* MATERIAL FOR THIS EXERCISE *
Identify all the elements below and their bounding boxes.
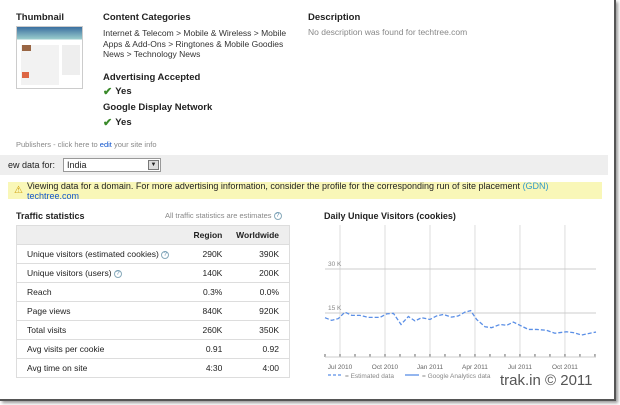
traffic-heading: Traffic statistics <box>16 211 85 221</box>
worldwide-value: 4:00 <box>232 358 290 378</box>
description-heading: Description <box>308 12 361 23</box>
publishers-note: Publishers - click here to edit your sit… <box>16 140 157 149</box>
x-tick-label: Oct 2011 <box>552 364 578 371</box>
worldwide-value: 200K <box>232 263 290 283</box>
metric-label: Total visits <box>16 320 191 340</box>
check-icon: ✔ <box>103 86 113 98</box>
gdn-link[interactable]: (GDN) <box>522 180 549 191</box>
region-value: 290K <box>190 244 233 264</box>
legend-label: = Estimated data <box>345 373 394 380</box>
x-tick-label: Oct 2010 <box>372 364 399 371</box>
watermark: trak.in © 2011 <box>500 372 593 389</box>
x-tick-label: Jan 2011 <box>417 364 444 371</box>
worldwide-value: 350K <box>232 320 290 340</box>
table-row: Unique visitors (estimated cookies) ? 290… <box>16 244 290 264</box>
region-value: 840K <box>190 301 233 321</box>
metric-label: Reach <box>16 282 191 302</box>
category-line: Internet & Telecom > Mobile & Wireless >… <box>103 28 287 38</box>
traffic-table: Region Worldwide Unique visitors (estimat… <box>16 225 290 378</box>
help-icon[interactable]: ? <box>161 250 170 259</box>
thumbnail-heading: Thumbnail <box>16 12 65 23</box>
warning-icon: ⚠ <box>14 185 23 196</box>
chart-title: Daily Unique Visitors (cookies) <box>324 211 456 221</box>
table-row: Unique visitors (users) ? 140K 200K <box>16 263 290 283</box>
worldwide-value: 0.0% <box>232 282 290 302</box>
table-row: Page views 840K 920K <box>16 301 290 321</box>
visitors-chart: Jul 2010 Oct 2010 Jan 2011 Apr 2011 Jul 2011… <box>324 225 597 380</box>
metric-label: Avg visits per cookie <box>16 339 191 359</box>
region-value: 140K <box>190 263 233 283</box>
gdn-value: Yes <box>115 117 132 128</box>
table-row: Avg visits per cookie 0.91 0.92 <box>16 339 290 359</box>
content-categories-heading: Content Categories <box>103 12 191 23</box>
region-value: 0.91 <box>190 339 233 359</box>
advertising-accepted-heading: Advertising Accepted <box>103 72 201 83</box>
series-line <box>324 309 597 336</box>
check-icon: ✔ <box>103 117 113 129</box>
table-row: Total visits 260K 350K <box>16 320 290 340</box>
site-thumbnail[interactable] <box>16 26 83 89</box>
y-tick-label: 15 K <box>328 305 342 312</box>
x-tick-label: Jul 2011 <box>508 364 532 371</box>
metric-label: Avg time on site <box>16 358 191 378</box>
category-line: Apps & Add-Ons > Ringtones & Mobile Good… <box>103 38 284 49</box>
region-value: 0.3% <box>190 282 233 302</box>
help-icon[interactable]: ? <box>273 212 282 221</box>
domain-notice: ⚠ Viewing data for a domain. For more ad… <box>8 180 602 201</box>
legend-label: = Google Analytics data <box>422 373 491 380</box>
table-row: Avg time on site 4:30 4:00 <box>16 358 290 378</box>
view-data-label: ew data for: <box>8 160 56 170</box>
worldwide-value: 390K <box>232 244 290 264</box>
content-categories: Internet & Telecom > Mobile & Wireless >… <box>103 28 303 60</box>
help-icon[interactable]: ? <box>113 269 122 278</box>
traffic-note: All traffic statistics are estimates ? <box>165 211 282 221</box>
country-select[interactable]: India ▼ <box>63 158 162 172</box>
advertising-accepted-value: Yes <box>115 86 132 97</box>
worldwide-value: 0.92 <box>232 339 290 359</box>
x-tick-label: Jul 2010 <box>328 364 353 371</box>
site-link[interactable]: techtree.com <box>26 190 79 201</box>
chevron-down-icon: ▼ <box>148 160 160 170</box>
x-tick-label: Apr 2011 <box>462 364 488 371</box>
edit-link[interactable]: edit <box>99 140 112 149</box>
region-value: 260K <box>190 320 233 340</box>
region-value: 4:30 <box>190 358 233 378</box>
gdn-heading: Google Display Network <box>103 102 213 113</box>
metric-label: Unique visitors (estimated cookies) ? <box>16 244 191 264</box>
description-text: No description was found for techtree.co… <box>308 27 468 37</box>
y-tick-label: 30 K <box>328 261 342 268</box>
category-line: News > Technology News <box>103 49 201 59</box>
metric-label: Unique visitors (users) ? <box>16 263 191 283</box>
column-region: Region <box>190 225 233 245</box>
table-row: Reach 0.3% 0.0% <box>16 282 290 302</box>
column-worldwide: Worldwide <box>232 225 290 245</box>
view-data-bar: ew data for: India ▼ <box>0 155 608 175</box>
metric-label: Page views <box>16 301 191 321</box>
worldwide-value: 920K <box>232 301 290 321</box>
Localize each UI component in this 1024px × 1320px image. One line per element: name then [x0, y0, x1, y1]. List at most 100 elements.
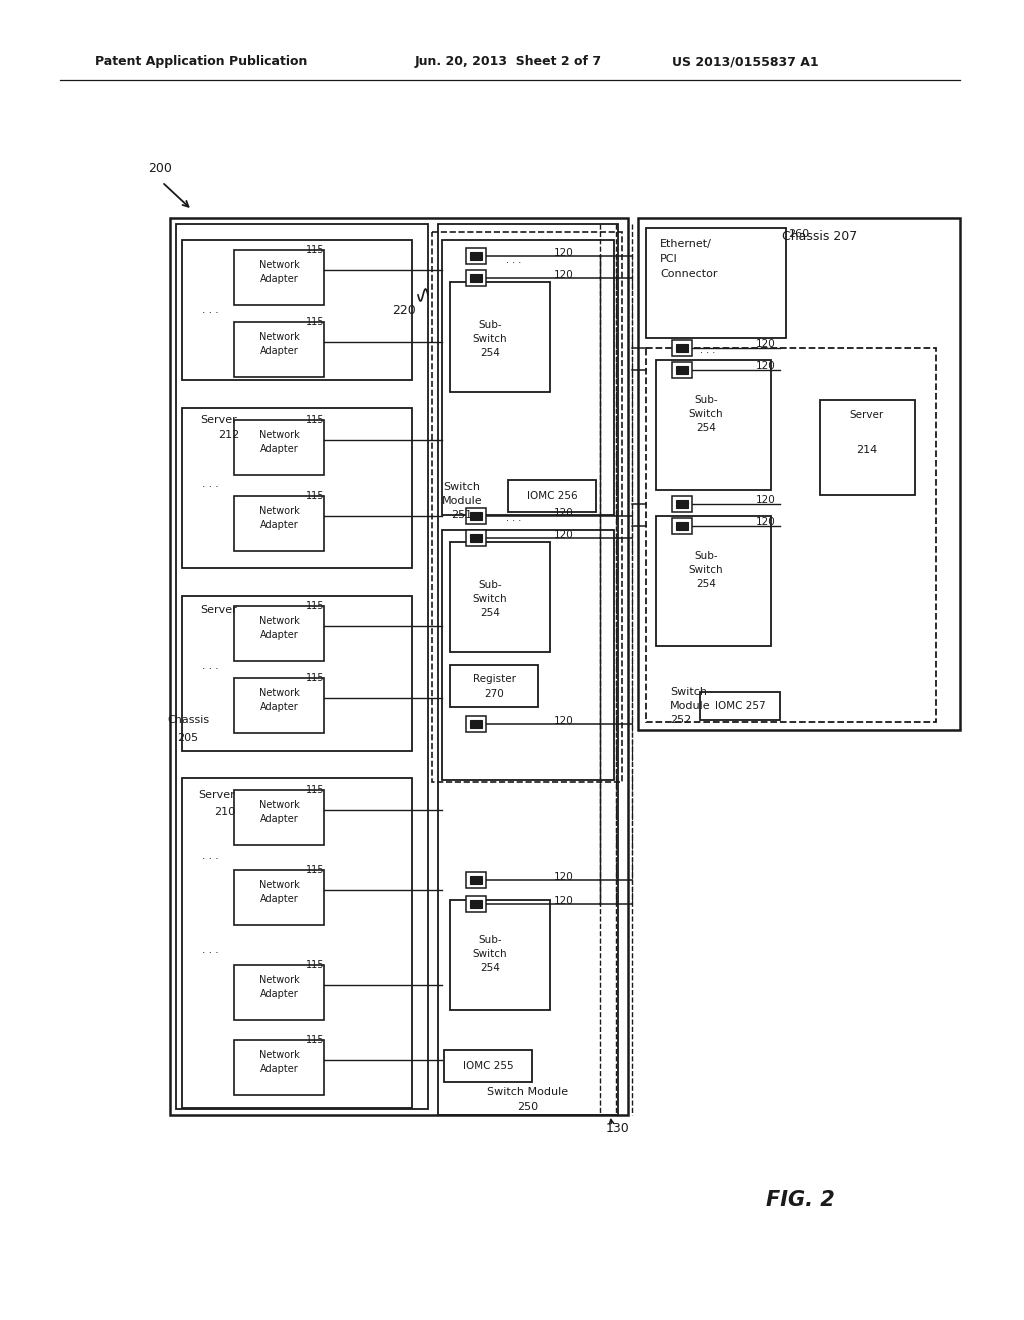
Bar: [170, 218, 628, 1115]
Bar: [466, 248, 486, 264]
Bar: [672, 496, 692, 512]
Text: 115: 115: [306, 785, 325, 795]
Text: Chassis 207: Chassis 207: [782, 230, 858, 243]
Text: 120: 120: [756, 339, 776, 348]
Text: Network: Network: [259, 688, 299, 698]
Bar: [508, 480, 596, 512]
Bar: [234, 606, 324, 661]
Text: Switch: Switch: [689, 409, 723, 418]
Bar: [234, 965, 324, 1020]
Text: Switch: Switch: [670, 686, 707, 697]
Text: Module: Module: [441, 496, 482, 506]
Text: Module: Module: [670, 701, 711, 711]
Text: 130: 130: [606, 1122, 630, 1134]
Bar: [182, 777, 412, 1107]
Bar: [234, 322, 324, 378]
Text: 254: 254: [696, 579, 716, 589]
Text: Switch: Switch: [473, 949, 507, 960]
Bar: [234, 1040, 324, 1096]
Bar: [700, 692, 780, 719]
Bar: [676, 500, 688, 508]
Text: 115: 115: [306, 414, 325, 425]
Text: 270: 270: [484, 689, 504, 700]
Text: 120: 120: [554, 896, 573, 906]
Text: Server: Server: [198, 789, 234, 800]
Text: 115: 115: [306, 673, 325, 682]
Text: Switch Module: Switch Module: [487, 1086, 568, 1097]
Bar: [466, 873, 486, 888]
Bar: [432, 232, 622, 781]
Text: 120: 120: [554, 508, 573, 517]
Bar: [234, 420, 324, 475]
Text: Adapter: Adapter: [260, 894, 298, 904]
Text: Network: Network: [259, 616, 299, 626]
Text: Server: Server: [200, 605, 237, 615]
Text: 120: 120: [554, 715, 573, 726]
Bar: [234, 496, 324, 550]
Bar: [470, 275, 482, 282]
Text: Network: Network: [259, 506, 299, 516]
Text: 115: 115: [306, 491, 325, 502]
Bar: [656, 516, 771, 645]
Bar: [450, 282, 550, 392]
Text: Switch: Switch: [473, 594, 507, 605]
Bar: [676, 521, 688, 531]
Bar: [234, 789, 324, 845]
Text: Sub-: Sub-: [694, 550, 718, 561]
Text: Adapter: Adapter: [260, 444, 298, 454]
Text: Network: Network: [259, 1049, 299, 1060]
Bar: [646, 348, 936, 722]
Bar: [466, 531, 486, 546]
Text: 220: 220: [392, 304, 416, 317]
Text: Server: Server: [850, 411, 884, 420]
Bar: [444, 1049, 532, 1082]
Text: Adapter: Adapter: [260, 346, 298, 356]
Bar: [470, 512, 482, 520]
Bar: [182, 240, 412, 380]
Bar: [638, 218, 961, 730]
Text: 254: 254: [480, 964, 500, 973]
Bar: [450, 900, 550, 1010]
Text: 120: 120: [756, 495, 776, 506]
Bar: [234, 678, 324, 733]
Text: Adapter: Adapter: [260, 630, 298, 640]
Bar: [466, 896, 486, 912]
Text: 115: 115: [306, 601, 325, 611]
Text: 250: 250: [517, 1102, 539, 1111]
Bar: [470, 900, 482, 908]
Text: . . .: . . .: [506, 255, 521, 265]
Text: 251: 251: [452, 510, 472, 520]
Bar: [470, 252, 482, 260]
Text: 254: 254: [480, 348, 500, 358]
Text: . . .: . . .: [202, 661, 218, 671]
Text: Server: Server: [200, 414, 237, 425]
Bar: [176, 224, 428, 1109]
Bar: [182, 597, 412, 751]
Text: Network: Network: [259, 975, 299, 985]
Text: 115: 115: [306, 960, 325, 970]
Bar: [672, 341, 692, 356]
Bar: [182, 408, 412, 568]
Text: Network: Network: [259, 430, 299, 440]
Text: Sub-: Sub-: [478, 935, 502, 945]
Text: Network: Network: [259, 800, 299, 810]
Text: . . .: . . .: [700, 345, 715, 355]
Bar: [820, 400, 915, 495]
Text: Jun. 20, 2013  Sheet 2 of 7: Jun. 20, 2013 Sheet 2 of 7: [415, 55, 602, 69]
Text: IOMC 257: IOMC 257: [715, 701, 765, 711]
Text: 260: 260: [788, 228, 809, 239]
Text: Sub-: Sub-: [478, 579, 502, 590]
Bar: [470, 535, 482, 543]
Bar: [466, 271, 486, 286]
Text: 120: 120: [554, 531, 573, 540]
Text: 115: 115: [306, 1035, 325, 1045]
Bar: [450, 543, 550, 652]
Text: Connector: Connector: [660, 269, 718, 279]
Bar: [438, 224, 618, 1115]
Text: Patent Application Publication: Patent Application Publication: [95, 55, 307, 69]
Text: 200: 200: [148, 161, 172, 174]
Text: 120: 120: [756, 517, 776, 527]
Text: . . .: . . .: [202, 851, 218, 861]
Text: US 2013/0155837 A1: US 2013/0155837 A1: [672, 55, 818, 69]
Bar: [672, 517, 692, 535]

* THE REQUEST *
Duplicate the entries starting at the line containing "Bar: [170, 218, 628, 1115]" and ending at the line containing "Bar: [700, 692, 780, 719]", including both.

* ANSWER TO THIS EXERCISE *
Bar: [170, 218, 628, 1115]
Bar: [466, 248, 486, 264]
Bar: [672, 496, 692, 512]
Text: 115: 115: [306, 785, 325, 795]
Text: Chassis 207: Chassis 207: [782, 230, 858, 243]
Text: 120: 120: [756, 339, 776, 348]
Text: Network: Network: [259, 688, 299, 698]
Bar: [508, 480, 596, 512]
Bar: [234, 606, 324, 661]
Text: Switch: Switch: [689, 409, 723, 418]
Bar: [234, 965, 324, 1020]
Text: Switch: Switch: [670, 686, 707, 697]
Text: Module: Module: [441, 496, 482, 506]
Text: Module: Module: [670, 701, 711, 711]
Text: 130: 130: [606, 1122, 630, 1134]
Bar: [182, 777, 412, 1107]
Bar: [234, 322, 324, 378]
Text: 254: 254: [696, 579, 716, 589]
Text: Switch: Switch: [473, 949, 507, 960]
Bar: [234, 1040, 324, 1096]
Bar: [700, 692, 780, 719]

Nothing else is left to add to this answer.